- _What you should do_:
Will you give the material below again, every line exactly as it is?

Data records
☆ ☆ ☆ ☆

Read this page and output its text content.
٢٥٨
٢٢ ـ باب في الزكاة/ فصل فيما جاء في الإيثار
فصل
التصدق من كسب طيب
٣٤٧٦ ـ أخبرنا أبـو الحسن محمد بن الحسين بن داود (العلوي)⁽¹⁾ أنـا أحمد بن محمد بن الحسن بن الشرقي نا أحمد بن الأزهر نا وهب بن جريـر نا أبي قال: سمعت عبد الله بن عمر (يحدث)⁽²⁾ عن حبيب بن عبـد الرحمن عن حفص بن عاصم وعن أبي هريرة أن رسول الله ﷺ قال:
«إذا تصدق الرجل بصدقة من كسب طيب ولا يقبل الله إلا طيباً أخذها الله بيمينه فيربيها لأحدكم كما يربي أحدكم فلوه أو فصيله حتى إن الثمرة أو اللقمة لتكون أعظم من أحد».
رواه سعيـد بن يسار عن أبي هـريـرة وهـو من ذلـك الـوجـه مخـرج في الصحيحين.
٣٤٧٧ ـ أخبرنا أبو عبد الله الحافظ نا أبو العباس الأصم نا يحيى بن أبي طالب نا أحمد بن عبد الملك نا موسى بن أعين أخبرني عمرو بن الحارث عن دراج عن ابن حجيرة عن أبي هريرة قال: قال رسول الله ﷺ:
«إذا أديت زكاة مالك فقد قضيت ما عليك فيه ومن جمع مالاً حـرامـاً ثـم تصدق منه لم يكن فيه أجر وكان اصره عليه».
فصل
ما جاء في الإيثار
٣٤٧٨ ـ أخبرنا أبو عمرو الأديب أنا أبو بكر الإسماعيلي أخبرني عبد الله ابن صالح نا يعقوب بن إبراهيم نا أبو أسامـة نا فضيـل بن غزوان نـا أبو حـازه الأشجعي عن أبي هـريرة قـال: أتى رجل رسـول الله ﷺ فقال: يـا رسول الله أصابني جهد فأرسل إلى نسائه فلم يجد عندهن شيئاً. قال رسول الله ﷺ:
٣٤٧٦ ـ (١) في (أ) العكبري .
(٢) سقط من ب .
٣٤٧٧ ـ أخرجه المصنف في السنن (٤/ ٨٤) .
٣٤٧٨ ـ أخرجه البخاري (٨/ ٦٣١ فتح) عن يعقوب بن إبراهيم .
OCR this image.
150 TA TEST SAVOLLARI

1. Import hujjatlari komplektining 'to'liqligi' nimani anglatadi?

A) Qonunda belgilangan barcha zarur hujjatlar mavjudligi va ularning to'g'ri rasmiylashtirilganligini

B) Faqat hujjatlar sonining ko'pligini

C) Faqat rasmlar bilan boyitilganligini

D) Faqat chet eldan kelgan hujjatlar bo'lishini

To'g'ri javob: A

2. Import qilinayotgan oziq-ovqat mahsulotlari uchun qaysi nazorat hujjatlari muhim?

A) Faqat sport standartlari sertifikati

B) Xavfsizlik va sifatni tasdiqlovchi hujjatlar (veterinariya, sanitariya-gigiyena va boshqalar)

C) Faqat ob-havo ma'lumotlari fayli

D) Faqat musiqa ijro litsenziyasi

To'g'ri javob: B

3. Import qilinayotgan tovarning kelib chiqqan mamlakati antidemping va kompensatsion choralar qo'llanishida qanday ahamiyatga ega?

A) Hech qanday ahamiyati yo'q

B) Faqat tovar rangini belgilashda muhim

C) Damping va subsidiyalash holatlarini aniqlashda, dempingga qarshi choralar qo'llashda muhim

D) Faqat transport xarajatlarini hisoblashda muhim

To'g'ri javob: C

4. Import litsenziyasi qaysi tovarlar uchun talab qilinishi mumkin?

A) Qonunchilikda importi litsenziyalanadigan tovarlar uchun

☆ ☆ ☆ ☆

- _Completed task_:
Read this page and output its text content.
٢٥٨
٢٢ ـ باب في الزكاة/ فصل فيما جاء في الإيثار
فصل
التصدق من كسب طيب
٣٤٧٦ ـ أخبرنا أبـو الحسن محمد بن الحسين بن داود (العلوي)⁽¹⁾ أنـا أحمد بن محمد بن الحسن بن الشرقي نا أحمد بن الأزهر نا وهب بن جريـر نا أبي قال: سمعت عبد الله بن عمر (يحدث)⁽²⁾ عن حبيب بن عبـد الرحمن عن حفص بن عاصم وعن أبي هريرة أن رسول الله ﷺ قال:
«إذا تصدق الرجل بصدقة من كسب طيب ولا يقبل الله إلا طيباً أخذها الله بيمينه فيربيها لأحدكم كما يربي أحدكم فلوه أو فصيله حتى إن الثمرة أو اللقمة لتكون أعظم من أحد».
رواه سعيـد بن يسار عن أبي هـريـرة وهـو من ذلـك الـوجـه مخـرج في الصحيحين.
٣٤٧٧ ـ أخبرنا أبو عبد الله الحافظ نا أبو العباس الأصم نا يحيى بن أبي طالب نا أحمد بن عبد الملك نا موسى بن أعين أخبرني عمرو بن الحارث عن دراج عن ابن حجيرة عن أبي هريرة قال: قال رسول الله ﷺ:
«إذا أديت زكاة مالك فقد قضيت ما عليك فيه ومن جمع مالاً حـرامـاً ثـم تصدق منه لم يكن فيه أجر وكان اصره عليه».
فصل
ما جاء في الإيثار
٣٤٧٨ ـ أخبرنا أبو عمرو الأديب أنا أبو بكر الإسماعيلي أخبرني عبد الله ابن صالح نا يعقوب بن إبراهيم نا أبو أسامـة نا فضيـل بن غزوان نـا أبو حـازه الأشجعي عن أبي هـريرة قـال: أتى رجل رسـول الله ﷺ فقال: يـا رسول الله أصابني جهد فأرسل إلى نسائه فلم يجد عندهن شيئاً. قال رسول الله ﷺ:
٣٤٧٦ ـ (١) في (أ) العكبري .
(٢) سقط من ب .
٣٤٧٧ ـ أخرجه المصنف في السنن (٤/ ٨٤) .
٣٤٧٨ ـ أخرجه البخاري (٨/ ٦٣١ فتح) عن يعقوب بن إبراهيم .
OCR this image.
150 TA TEST SAVOLLARI

1. Import hujjatlari komplektining 'to'liqligi' nimani anglatadi?

A) Qonunda belgilangan barcha zarur hujjatlar mavjudligi va ularning to'g'ri rasmiylashtirilganligini

B) Faqat hujjatlar sonining ko'pligini

C) Faqat rasmlar bilan boyitilganligini

D) Faqat chet eldan kelgan hujjatlar bo'lishini

To'g'ri javob: A

2. Import qilinayotgan oziq-ovqat mahsulotlari uchun qaysi nazorat hujjatlari muhim?

A) Faqat sport standartlari sertifikati

B) Xavfsizlik va sifatni tasdiqlovchi hujjatlar (veterinariya, sanitariya-gigiyena va boshqalar)

C) Faqat ob-havo ma'lumotlari fayli

D) Faqat musiqa ijro litsenziyasi

To'g'ri javob: B

3. Import qilinayotgan tovarning kelib chiqqan mamlakati antidemping va kompensatsion choralar qo'llanishida qanday ahamiyatga ega?

A) Hech qanday ahamiyati yo'q

B) Faqat tovar rangini belgilashda muhim

C) Damping va subsidiyalash holatlarini aniqlashda, dempingga qarshi choralar qo'llashda muhim

D) Faqat transport xarajatlarini hisoblashda muhim

To'g'ri javob: C

4. Import litsenziyasi qaysi tovarlar uchun talab qilinishi mumkin?

A) Qonunchilikda importi litsenziyalanadigan tovarlar uchun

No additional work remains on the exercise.